Lies in education [was Re: The "loop and a half"]

Steve D'Aprano steve+python at pearwood.info
Wed Oct 11 21:15:33 EDT 2017


On Thu, 12 Oct 2017 02:43 am, Marko Rauhamaa wrote:

> Chris Angelico <rosuav at gmail.com>:
> 
>> The places where C++ is not a superset of C are mostly things you
>> wouldn't want to be doing anyway. You can generally take C code and
>> compile it with a C++ compiler, and it'll have the same semantics.
> 
> Here's a C/C++ program:
> 
> ========================================================================
> #include <stdio.h>
> 
> int main()
> {
>     struct {} s;
>     printf("%d\n", (int) sizeof 'a');
>     printf("%d\n", (int) sizeof s);
>     return 0;
> }
> ========================================================================
> 
> When compiled (with gcc) as a C program, the output is:
> 
>     4
>     0
> 
> When the same program is compiled (with gcc) as a C++ program, the
> output is:
> 
>     1
>     1
> 
> That is not immediately all that significant but points to subtle
> incompatibilities between the data models of C and C++.

◆ **Material**
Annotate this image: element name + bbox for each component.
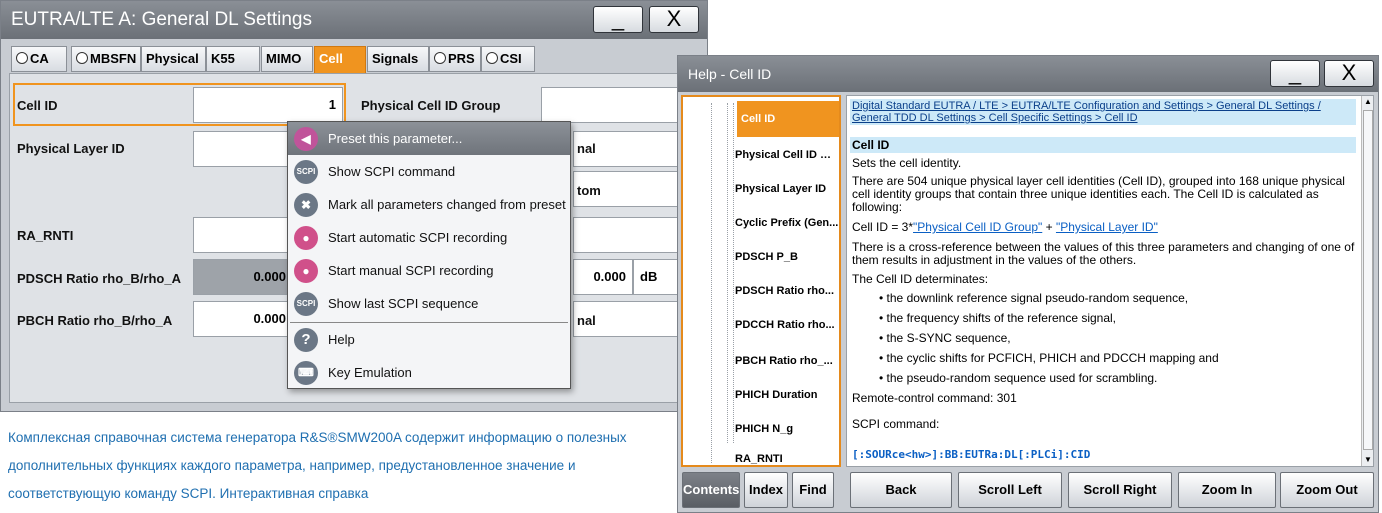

◆ **Written instruction 1**
Print everything from "Lies in education" down to "the same semantics." in the post on C and C++, copied exactly from the text.
◆ **Written instruction 2**
In the post on C and C++, what output does the program give when compiled with gcc as a C++ program?

◆ **Complete output 1**
Lies in education [was Re: The "loop and a half"]

Steve D'Aprano steve+python at pearwood.info
Wed Oct 11 21:15:33 EDT 2017


On Thu, 12 Oct 2017 02:43 am, Marko Rauhamaa wrote:

> Chris Angelico <rosuav at gmail.com>:
> 
>> The places where C++ is not a superset of C are mostly things you
>> wouldn't want to be doing anyway. You can generally take C code and
>> compile it with a C++ compiler, and it'll have the same semantics.

◆ **Complete output 2**
It prints 1 and then 1.